[Stored entries]

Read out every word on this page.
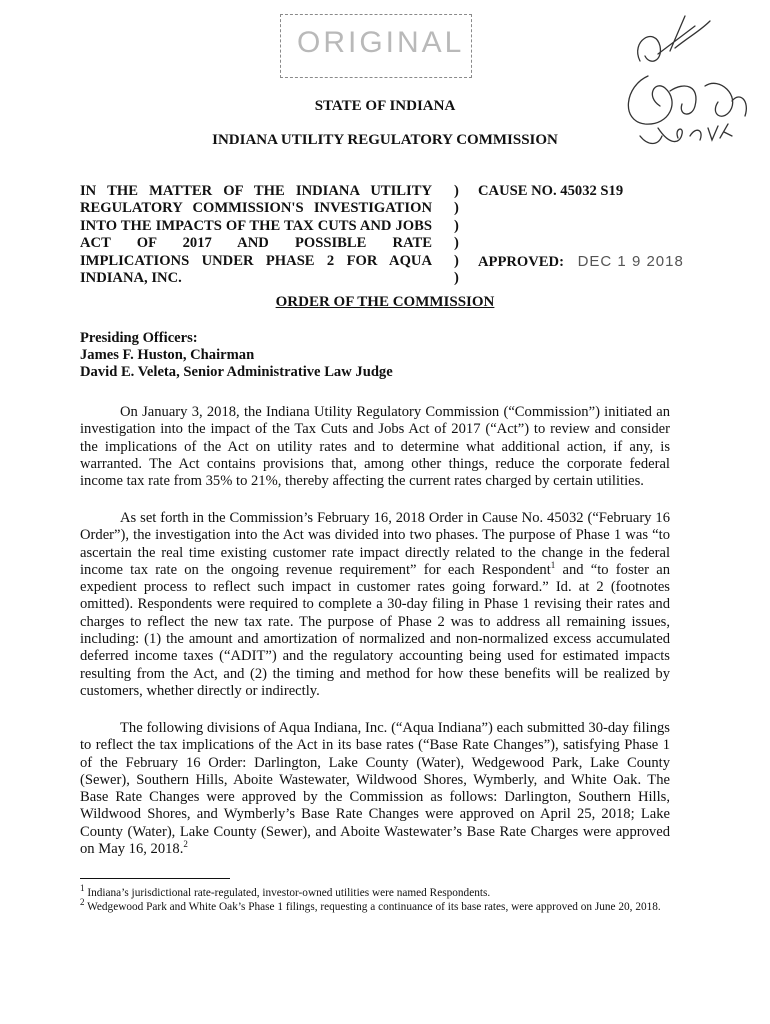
ORIGINAL
STATE OF INDIANA
INDIANA UTILITY REGULATORY COMMISSION
IN THE MATTER OF THE INDIANA UTILITY
REGULATORY COMMISSION'S INVESTIGATION
INTO THE IMPACTS OF THE TAX CUTS AND JOBS
ACT OF 2017 AND POSSIBLE RATE
IMPLICATIONS UNDER PHASE 2 FOR AQUA
INDIANA, INC.
)
)
)
)
)
)
CAUSE NO. 45032 S19
APPROVED: DEC 1 9 2018
ORDER OF THE COMMISSION
Presiding Officers:
James F. Huston, Chairman
David E. Veleta, Senior Administrative Law Judge

On January 3, 2018, the Indiana Utility Regulatory Commission (“Commission”) initiated an investigation into the impact of the Tax Cuts and Jobs Act of 2017 (“Act”) to review and consider the implications of the Act on utility rates and to determine what additional action, if any, is warranted. The Act contains provisions that, among other things, reduce the corporate federal income tax rate from 35% to 21%, thereby affecting the current rates charged by certain utilities.

As set forth in the Commission’s February 16, 2018 Order in Cause No. 45032 (“February 16 Order”), the investigation into the Act was divided into two phases. The purpose of Phase 1 was “to ascertain the real time existing customer rate impact directly related to the change in the federal income tax rate on the ongoing revenue requirement” for each Respondent$^1$ and “to foster an expedient process to reflect such impact in customer rates going forward.” Id. at 2 (footnotes omitted). Respondents were required to complete a 30-day filing in Phase 1 revising their rates and charges to reflect the new tax rate. The purpose of Phase 2 was to address all remaining issues, including: (1) the amount and amortization of normalized and non-normalized excess accumulated deferred income taxes (“ADIT”) and the regulatory accounting being used for estimated impacts resulting from the Act, and (2) the timing and method for how these benefits will be realized by customers, whether directly or indirectly.

The following divisions of Aqua Indiana, Inc. (“Aqua Indiana”) each submitted 30-day filings to reflect the tax implications of the Act in its base rates (“Base Rate Changes”), satisfying Phase 1 of the February 16 Order: Darlington, Lake County (Water), Wedgewood Park, Lake County (Sewer), Southern Hills, Aboite Wastewater, Wildwood Shores, Wymberly, and White Oak. The Base Rate Changes were approved by the Commission as follows: Darlington, Southern Hills, Wildwood Shores, and Wymberly’s Base Rate Changes were approved on April 25, 2018; Lake County (Water), Lake County (Sewer), and Aboite Wastewater’s Base Rate Charges were approved on May 16, 2018.$^2$

$^1$ Indiana’s jurisdictional rate-regulated, investor-owned utilities were named Respondents.
$^2$ Wedgewood Park and White Oak’s Phase 1 filings, requesting a continuance of its base rates, were approved on June 20, 2018.
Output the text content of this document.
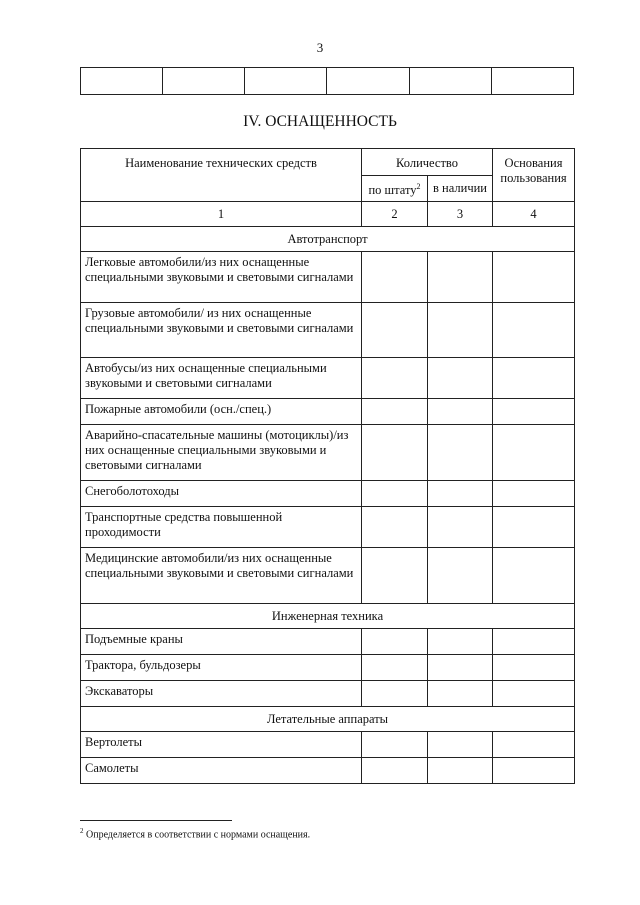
3

IV. ОСНАЩЕННОСТЬ
Наименование технических средств	Количество		Основания пользования
	по штату$^2$	в наличии	
1	2	3	4
Автотранспорт			
Легковые автомобили/из них оснащенные специальными звуковыми и световыми сигналами			
Грузовые автомобили/ из них оснащенные специальными звуковыми и световыми сигналами			
Автобусы/из них оснащенные специальными звуковыми и световыми сигналами			
Пожарные автомобили (осн./спец.)			
Аварийно-спасательные машины (мотоциклы)/из них оснащенные специальными звуковыми и световыми сигналами			
Снегоболотоходы			
Транспортные средства повышенной проходимости			
Медицинские автомобили/из них оснащенные специальными звуковыми и световыми сигналами			
Инженерная техника			
Подъемные краны			
Трактора, бульдозеры			
Экскаваторы			
Летательные аппараты			
Вертолеты			
Самолеты			
$^2$ Определяется в соответствии с нормами оснащения.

- **Written instruction**
Only lines with the word "federal" are wanted, so copy each one from the records.

- **Full output**
On January 3, 2018, the Indiana Utility Regulatory Commission (“Commission”) initiated an investigation into the impact of the Tax Cuts and Jobs Act of 2017 (“Act”) to review and consider the implications of the Act on utility rates and to determine what additional action, if any, is warranted. The Act contains provisions that, among other things, reduce the corporate federal income tax rate from 35% to 21%, thereby affecting the current rates charged by certain utilities.
As set forth in the Commission’s February 16, 2018 Order in Cause No. 45032 (“February 16 Order”), the investigation into the Act was divided into two phases. The purpose of Phase 1 was “to ascertain the real time existing customer rate impact directly related to the change in the federal income tax rate on the ongoing revenue requirement” for each Respondent$^1$ and “to foster an expedient process to reflect such impact in customer rates going forward.” Id. at 2 (footnotes omitted). Respondents were required to complete a 30-day filing in Phase 1 revising their rates and charges to reflect the new tax rate. The purpose of Phase 2 was to address all remaining issues, including: (1) the amount and amortization of normalized and non-normalized excess accumulated deferred income taxes (“ADIT”) and the regulatory accounting being used for estimated impacts resulting from the Act, and (2) the timing and method for how these benefits will be realized by customers, whether directly or indirectly.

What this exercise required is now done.